BRIEF
Keep only the lines where "zaměstnání" appears.

## begin DATA ENTRIES

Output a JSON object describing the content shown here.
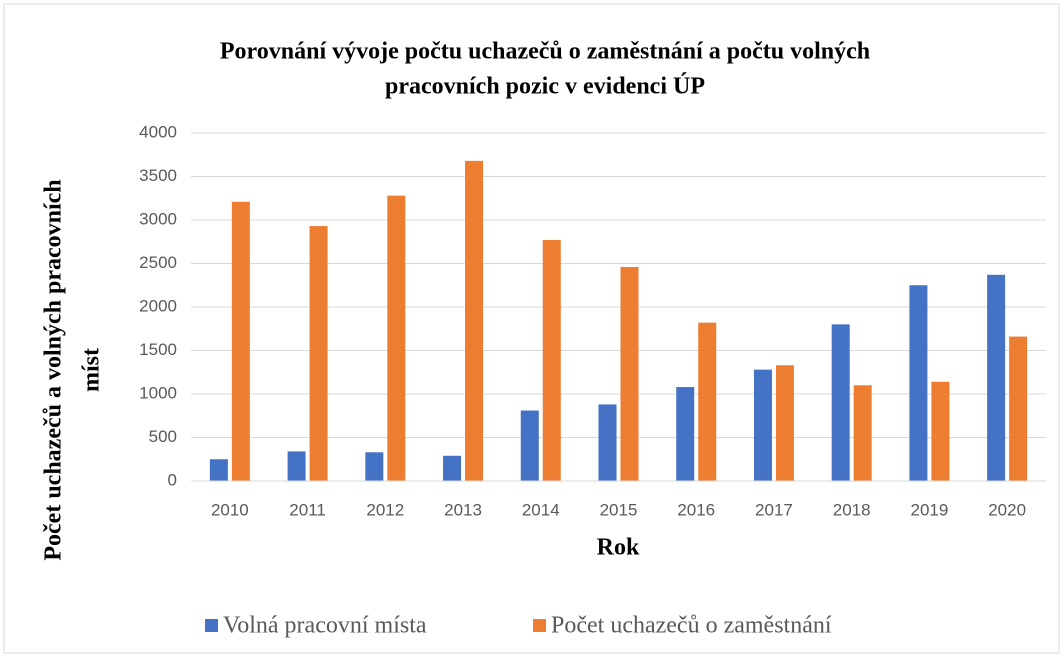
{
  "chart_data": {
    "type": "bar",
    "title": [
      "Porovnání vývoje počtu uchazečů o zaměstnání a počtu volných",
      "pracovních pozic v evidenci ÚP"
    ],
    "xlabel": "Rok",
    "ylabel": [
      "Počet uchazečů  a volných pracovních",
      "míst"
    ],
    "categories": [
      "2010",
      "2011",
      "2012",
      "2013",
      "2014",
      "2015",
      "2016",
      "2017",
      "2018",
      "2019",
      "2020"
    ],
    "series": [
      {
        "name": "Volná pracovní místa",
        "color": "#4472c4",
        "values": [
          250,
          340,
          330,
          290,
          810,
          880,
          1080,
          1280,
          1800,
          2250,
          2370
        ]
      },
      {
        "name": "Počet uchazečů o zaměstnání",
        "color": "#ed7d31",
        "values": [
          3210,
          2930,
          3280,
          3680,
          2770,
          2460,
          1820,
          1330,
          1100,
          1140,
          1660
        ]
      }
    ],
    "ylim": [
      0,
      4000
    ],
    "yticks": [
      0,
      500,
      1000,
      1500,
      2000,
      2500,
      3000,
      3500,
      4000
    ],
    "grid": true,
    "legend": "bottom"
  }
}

## end DATA ENTRIES

RESPONSE BELOW
      "Porovnání vývoje počtu uchazečů o zaměstnání a počtu volných",
        "name": "Počet uchazečů o zaměstnání",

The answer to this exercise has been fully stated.